§ Exercise aim
Tally up how many lines in the listing below contain the string "Base", and give only the total.

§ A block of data
************
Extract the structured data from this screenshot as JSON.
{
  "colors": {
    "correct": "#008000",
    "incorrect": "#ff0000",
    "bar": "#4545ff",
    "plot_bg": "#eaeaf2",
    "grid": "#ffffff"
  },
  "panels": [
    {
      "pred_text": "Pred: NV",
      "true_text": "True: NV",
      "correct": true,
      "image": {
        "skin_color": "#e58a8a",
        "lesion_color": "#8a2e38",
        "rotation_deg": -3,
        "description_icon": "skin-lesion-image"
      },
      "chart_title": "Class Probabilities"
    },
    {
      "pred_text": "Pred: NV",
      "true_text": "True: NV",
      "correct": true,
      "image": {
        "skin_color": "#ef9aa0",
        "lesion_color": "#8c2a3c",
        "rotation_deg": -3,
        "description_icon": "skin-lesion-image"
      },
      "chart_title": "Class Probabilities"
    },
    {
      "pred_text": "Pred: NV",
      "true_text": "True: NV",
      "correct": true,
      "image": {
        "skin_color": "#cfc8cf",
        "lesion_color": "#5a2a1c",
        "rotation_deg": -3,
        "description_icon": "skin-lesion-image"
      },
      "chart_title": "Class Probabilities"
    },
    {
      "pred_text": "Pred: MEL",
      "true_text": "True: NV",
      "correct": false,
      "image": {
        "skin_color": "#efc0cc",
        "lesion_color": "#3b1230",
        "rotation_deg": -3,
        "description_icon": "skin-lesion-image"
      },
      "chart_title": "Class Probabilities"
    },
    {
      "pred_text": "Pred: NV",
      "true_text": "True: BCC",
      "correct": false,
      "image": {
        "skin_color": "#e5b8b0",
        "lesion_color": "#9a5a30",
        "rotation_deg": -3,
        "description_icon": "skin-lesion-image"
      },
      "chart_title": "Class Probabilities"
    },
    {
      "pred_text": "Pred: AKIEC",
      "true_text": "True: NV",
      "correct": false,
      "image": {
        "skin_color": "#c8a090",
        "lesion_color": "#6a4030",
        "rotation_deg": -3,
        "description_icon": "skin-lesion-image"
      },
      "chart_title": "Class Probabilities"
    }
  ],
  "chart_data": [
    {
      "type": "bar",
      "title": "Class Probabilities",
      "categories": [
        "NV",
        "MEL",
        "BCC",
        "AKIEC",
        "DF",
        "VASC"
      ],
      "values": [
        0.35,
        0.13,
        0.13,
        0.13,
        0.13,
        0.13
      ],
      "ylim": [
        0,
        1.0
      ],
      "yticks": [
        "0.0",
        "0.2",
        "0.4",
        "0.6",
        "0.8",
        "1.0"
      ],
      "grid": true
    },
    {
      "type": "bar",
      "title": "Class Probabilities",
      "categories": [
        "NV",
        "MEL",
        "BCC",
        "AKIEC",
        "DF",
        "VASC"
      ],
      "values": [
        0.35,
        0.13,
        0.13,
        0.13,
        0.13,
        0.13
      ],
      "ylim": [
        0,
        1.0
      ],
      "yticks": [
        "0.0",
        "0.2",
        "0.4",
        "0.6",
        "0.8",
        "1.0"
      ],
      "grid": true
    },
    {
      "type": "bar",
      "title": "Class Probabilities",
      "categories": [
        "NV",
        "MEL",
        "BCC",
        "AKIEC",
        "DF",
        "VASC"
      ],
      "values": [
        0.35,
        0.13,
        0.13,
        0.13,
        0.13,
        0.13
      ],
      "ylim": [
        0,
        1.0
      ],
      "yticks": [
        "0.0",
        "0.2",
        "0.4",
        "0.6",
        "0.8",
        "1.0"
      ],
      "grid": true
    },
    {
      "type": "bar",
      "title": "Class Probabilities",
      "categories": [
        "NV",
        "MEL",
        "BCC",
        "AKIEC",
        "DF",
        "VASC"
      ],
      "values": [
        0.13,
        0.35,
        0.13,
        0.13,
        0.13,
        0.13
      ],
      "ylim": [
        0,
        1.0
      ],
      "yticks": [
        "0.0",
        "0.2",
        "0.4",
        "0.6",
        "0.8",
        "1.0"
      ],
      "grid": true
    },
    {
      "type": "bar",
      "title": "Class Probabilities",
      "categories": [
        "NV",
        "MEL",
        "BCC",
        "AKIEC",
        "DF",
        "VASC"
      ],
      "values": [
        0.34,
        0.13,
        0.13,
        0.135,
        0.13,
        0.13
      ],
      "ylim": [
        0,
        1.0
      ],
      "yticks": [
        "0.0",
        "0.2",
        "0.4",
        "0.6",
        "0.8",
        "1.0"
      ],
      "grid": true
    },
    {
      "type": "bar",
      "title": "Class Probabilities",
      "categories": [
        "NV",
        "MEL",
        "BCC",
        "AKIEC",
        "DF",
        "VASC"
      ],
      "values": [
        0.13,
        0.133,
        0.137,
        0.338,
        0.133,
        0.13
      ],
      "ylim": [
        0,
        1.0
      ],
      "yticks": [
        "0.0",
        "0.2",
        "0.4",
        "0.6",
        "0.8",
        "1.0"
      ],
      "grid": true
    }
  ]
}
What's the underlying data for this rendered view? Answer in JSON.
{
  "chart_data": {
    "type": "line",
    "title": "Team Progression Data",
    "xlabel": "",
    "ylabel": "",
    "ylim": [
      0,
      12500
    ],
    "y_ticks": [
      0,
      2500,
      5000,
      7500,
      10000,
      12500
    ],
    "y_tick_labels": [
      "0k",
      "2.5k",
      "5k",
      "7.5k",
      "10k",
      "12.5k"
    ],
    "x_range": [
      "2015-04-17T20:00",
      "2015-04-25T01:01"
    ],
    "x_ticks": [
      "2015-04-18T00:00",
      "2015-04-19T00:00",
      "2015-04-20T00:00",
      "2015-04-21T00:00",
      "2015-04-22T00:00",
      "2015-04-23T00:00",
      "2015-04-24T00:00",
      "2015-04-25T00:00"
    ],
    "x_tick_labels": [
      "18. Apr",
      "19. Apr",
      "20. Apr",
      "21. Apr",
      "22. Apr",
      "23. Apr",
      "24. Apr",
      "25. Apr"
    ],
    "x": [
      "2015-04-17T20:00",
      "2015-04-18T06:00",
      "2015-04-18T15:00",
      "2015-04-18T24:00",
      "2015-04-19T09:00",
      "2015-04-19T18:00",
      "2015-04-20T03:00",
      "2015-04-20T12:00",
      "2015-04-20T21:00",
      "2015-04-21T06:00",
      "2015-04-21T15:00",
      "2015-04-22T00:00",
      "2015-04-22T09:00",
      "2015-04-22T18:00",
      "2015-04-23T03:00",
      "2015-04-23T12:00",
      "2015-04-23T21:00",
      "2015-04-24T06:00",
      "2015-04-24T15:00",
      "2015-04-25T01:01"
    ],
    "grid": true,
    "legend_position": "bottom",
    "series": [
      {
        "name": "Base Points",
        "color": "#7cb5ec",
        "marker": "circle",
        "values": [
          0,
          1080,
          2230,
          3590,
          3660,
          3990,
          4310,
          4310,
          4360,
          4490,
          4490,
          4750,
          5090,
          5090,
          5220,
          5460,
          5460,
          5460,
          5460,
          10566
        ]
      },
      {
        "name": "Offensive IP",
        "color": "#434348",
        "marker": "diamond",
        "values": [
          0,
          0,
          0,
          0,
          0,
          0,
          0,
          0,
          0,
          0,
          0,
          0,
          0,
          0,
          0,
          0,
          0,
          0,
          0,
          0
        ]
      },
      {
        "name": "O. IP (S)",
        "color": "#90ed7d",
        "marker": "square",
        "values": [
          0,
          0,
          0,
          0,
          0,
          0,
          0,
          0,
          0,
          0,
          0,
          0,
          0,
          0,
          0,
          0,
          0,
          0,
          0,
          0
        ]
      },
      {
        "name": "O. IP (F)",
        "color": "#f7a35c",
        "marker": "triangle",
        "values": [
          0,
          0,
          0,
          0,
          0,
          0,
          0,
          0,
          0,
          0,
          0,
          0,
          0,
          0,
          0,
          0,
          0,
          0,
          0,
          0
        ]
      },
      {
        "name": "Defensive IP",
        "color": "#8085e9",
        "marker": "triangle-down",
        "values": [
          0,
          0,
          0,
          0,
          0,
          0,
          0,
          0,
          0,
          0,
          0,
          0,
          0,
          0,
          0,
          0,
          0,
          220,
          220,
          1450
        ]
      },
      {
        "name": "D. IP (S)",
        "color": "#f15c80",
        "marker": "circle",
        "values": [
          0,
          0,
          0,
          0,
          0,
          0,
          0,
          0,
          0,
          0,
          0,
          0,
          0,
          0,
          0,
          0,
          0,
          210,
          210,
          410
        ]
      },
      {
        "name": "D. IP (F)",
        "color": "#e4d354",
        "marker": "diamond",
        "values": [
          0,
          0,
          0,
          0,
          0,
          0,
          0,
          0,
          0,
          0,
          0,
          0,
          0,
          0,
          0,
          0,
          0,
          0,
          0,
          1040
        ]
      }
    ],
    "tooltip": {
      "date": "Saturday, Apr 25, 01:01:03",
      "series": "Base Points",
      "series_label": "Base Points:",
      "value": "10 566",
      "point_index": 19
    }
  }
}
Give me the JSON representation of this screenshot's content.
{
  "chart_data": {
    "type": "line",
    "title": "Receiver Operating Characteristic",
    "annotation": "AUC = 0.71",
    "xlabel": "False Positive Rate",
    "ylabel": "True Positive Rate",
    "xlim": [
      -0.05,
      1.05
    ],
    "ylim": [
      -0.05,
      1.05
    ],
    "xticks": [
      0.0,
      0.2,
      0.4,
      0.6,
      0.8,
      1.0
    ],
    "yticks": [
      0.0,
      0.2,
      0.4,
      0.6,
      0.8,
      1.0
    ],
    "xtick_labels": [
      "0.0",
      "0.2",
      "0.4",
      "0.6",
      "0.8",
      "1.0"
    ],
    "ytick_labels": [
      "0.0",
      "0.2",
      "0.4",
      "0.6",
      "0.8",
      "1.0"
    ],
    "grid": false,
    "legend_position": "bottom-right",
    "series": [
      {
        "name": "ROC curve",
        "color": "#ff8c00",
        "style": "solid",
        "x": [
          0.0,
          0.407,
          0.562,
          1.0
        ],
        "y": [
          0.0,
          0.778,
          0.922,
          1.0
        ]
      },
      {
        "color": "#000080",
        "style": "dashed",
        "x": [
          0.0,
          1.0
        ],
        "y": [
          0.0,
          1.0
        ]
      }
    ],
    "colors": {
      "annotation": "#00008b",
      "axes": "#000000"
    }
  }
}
************
§ Exercise output
3